Data excerpts:
* * * * *

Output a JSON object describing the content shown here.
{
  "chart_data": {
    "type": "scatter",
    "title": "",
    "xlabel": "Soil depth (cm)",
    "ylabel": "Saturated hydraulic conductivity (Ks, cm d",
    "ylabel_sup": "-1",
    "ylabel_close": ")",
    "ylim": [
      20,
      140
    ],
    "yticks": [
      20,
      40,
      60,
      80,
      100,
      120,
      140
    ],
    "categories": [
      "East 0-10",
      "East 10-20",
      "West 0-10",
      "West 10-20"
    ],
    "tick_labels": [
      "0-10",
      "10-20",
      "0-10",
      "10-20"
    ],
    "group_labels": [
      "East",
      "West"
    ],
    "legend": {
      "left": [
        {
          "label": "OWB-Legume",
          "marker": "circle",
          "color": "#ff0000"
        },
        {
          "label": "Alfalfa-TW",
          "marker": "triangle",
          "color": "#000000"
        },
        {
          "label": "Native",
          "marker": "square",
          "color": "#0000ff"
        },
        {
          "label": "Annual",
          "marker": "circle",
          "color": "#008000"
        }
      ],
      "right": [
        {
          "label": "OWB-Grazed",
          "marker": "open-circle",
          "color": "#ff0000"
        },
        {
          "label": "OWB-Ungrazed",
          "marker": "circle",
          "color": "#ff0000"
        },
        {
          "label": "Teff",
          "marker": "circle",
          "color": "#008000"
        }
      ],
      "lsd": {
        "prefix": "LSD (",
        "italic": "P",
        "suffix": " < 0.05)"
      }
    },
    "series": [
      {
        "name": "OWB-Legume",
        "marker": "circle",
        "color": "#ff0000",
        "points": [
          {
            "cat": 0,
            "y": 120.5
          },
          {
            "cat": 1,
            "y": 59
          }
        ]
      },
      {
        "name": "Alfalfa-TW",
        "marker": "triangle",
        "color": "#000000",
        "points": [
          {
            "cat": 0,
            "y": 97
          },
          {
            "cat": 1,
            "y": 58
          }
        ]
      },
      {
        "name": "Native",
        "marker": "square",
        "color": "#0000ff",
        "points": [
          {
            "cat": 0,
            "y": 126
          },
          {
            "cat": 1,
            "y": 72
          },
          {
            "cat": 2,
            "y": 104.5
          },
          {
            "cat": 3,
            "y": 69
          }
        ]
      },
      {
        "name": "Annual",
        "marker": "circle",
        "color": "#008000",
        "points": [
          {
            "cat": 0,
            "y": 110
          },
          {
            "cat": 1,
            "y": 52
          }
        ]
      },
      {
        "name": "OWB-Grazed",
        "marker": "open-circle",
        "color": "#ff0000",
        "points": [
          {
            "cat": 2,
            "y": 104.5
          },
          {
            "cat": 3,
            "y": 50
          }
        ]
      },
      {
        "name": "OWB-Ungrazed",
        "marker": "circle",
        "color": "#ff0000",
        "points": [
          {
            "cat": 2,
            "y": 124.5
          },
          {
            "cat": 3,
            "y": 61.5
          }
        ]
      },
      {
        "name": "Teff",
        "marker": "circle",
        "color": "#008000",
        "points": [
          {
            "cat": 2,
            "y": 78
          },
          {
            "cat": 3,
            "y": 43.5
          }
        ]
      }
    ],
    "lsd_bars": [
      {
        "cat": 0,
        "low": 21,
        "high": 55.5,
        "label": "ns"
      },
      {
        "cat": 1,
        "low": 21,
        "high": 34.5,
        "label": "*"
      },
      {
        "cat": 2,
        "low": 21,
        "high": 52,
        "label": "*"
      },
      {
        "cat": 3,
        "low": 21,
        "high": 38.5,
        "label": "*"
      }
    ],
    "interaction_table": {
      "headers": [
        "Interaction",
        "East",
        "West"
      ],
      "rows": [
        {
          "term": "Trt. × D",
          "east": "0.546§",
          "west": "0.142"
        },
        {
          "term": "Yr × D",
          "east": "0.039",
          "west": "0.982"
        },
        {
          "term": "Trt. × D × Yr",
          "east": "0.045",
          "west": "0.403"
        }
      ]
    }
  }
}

* * * * *

What you have to do: Nothing should be left out: return all of the records exactly.

Solution to this exercise:
Output a JSON object describing the content shown here.
{
  "chart_data": {
    "type": "scatter",
    "title": "",
    "xlabel": "Soil depth (cm)",
    "ylabel": "Saturated hydraulic conductivity (Ks, cm d",
    "ylabel_sup": "-1",
    "ylabel_close": ")",
    "ylim": [
      20,
      140
    ],
    "yticks": [
      20,
      40,
      60,
      80,
      100,
      120,
      140
    ],
    "categories": [
      "East 0-10",
      "East 10-20",
      "West 0-10",
      "West 10-20"
    ],
    "tick_labels": [
      "0-10",
      "10-20",
      "0-10",
      "10-20"
    ],
    "group_labels": [
      "East",
      "West"
    ],
    "legend": {
      "left": [
        {
          "label": "OWB-Legume",
          "marker": "circle",
          "color": "#ff0000"
        },
        {
          "label": "Alfalfa-TW",
          "marker": "triangle",
          "color": "#000000"
        },
        {
          "label": "Native",
          "marker": "square",
          "color": "#0000ff"
        },
        {
          "label": "Annual",
          "marker": "circle",
          "color": "#008000"
        }
      ],
      "right": [
        {
          "label": "OWB-Grazed",
          "marker": "open-circle",
          "color": "#ff0000"
        },
        {
          "label": "OWB-Ungrazed",
          "marker": "circle",
          "color": "#ff0000"
        },
        {
          "label": "Teff",
          "marker": "circle",
          "color": "#008000"
        }
      ],
      "lsd": {
        "prefix": "LSD (",
        "italic": "P",
        "suffix": " < 0.05)"
      }
    },
    "series": [
      {
        "name": "OWB-Legume",
        "marker": "circle",
        "color": "#ff0000",
        "points": [
          {
            "cat": 0,
            "y": 120.5
          },
          {
            "cat": 1,
            "y": 59
          }
        ]
      },
      {
        "name": "Alfalfa-TW",
        "marker": "triangle",
        "color": "#000000",
        "points": [
          {
            "cat": 0,
            "y": 97
          },
          {
            "cat": 1,
            "y": 58
          }
        ]
      },
      {
        "name": "Native",
        "marker": "square",
        "color": "#0000ff",
        "points": [
          {
            "cat": 0,
            "y": 126
          },
          {
            "cat": 1,
            "y": 72
          },
          {
            "cat": 2,
            "y": 104.5
          },
          {
            "cat": 3,
            "y": 69
          }
        ]
      },
      {
        "name": "Annual",
        "marker": "circle",
        "color": "#008000",
        "points": [
          {
            "cat": 0,
            "y": 110
          },
          {
            "cat": 1,
            "y": 52
          }
        ]
      },
      {
        "name": "OWB-Grazed",
        "marker": "open-circle",
        "color": "#ff0000",
        "points": [
          {
            "cat": 2,
            "y": 104.5
          },
          {
            "cat": 3,
            "y": 50
          }
        ]
      },
      {
        "name": "OWB-Ungrazed",
        "marker": "circle",
        "color": "#ff0000",
        "points": [
          {
            "cat": 2,
            "y": 124.5
          },
          {
            "cat": 3,
            "y": 61.5
          }
        ]
      },
      {
        "name": "Teff",
        "marker": "circle",
        "color": "#008000",
        "points": [
          {
            "cat": 2,
            "y": 78
          },
          {
            "cat": 3,
            "y": 43.5
          }
        ]
      }
    ],
    "lsd_bars": [
      {
        "cat": 0,
        "low": 21,
        "high": 55.5,
        "label": "ns"
      },
      {
        "cat": 1,
        "low": 21,
        "high": 34.5,
        "label": "*"
      },
      {
        "cat": 2,
        "low": 21,
        "high": 52,
        "label": "*"
      },
      {
        "cat": 3,
        "low": 21,
        "high": 38.5,
        "label": "*"
      }
    ],
    "interaction_table": {
      "headers": [
        "Interaction",
        "East",
        "West"
      ],
      "rows": [
        {
          "term": "Trt. × D",
          "east": "0.546§",
          "west": "0.142"
        },
        {
          "term": "Yr × D",
          "east": "0.039",
          "west": "0.982"
        },
        {
          "term": "Trt. × D × Yr",
          "east": "0.045",
          "west": "0.403"
        }
      ]
    }
  }
}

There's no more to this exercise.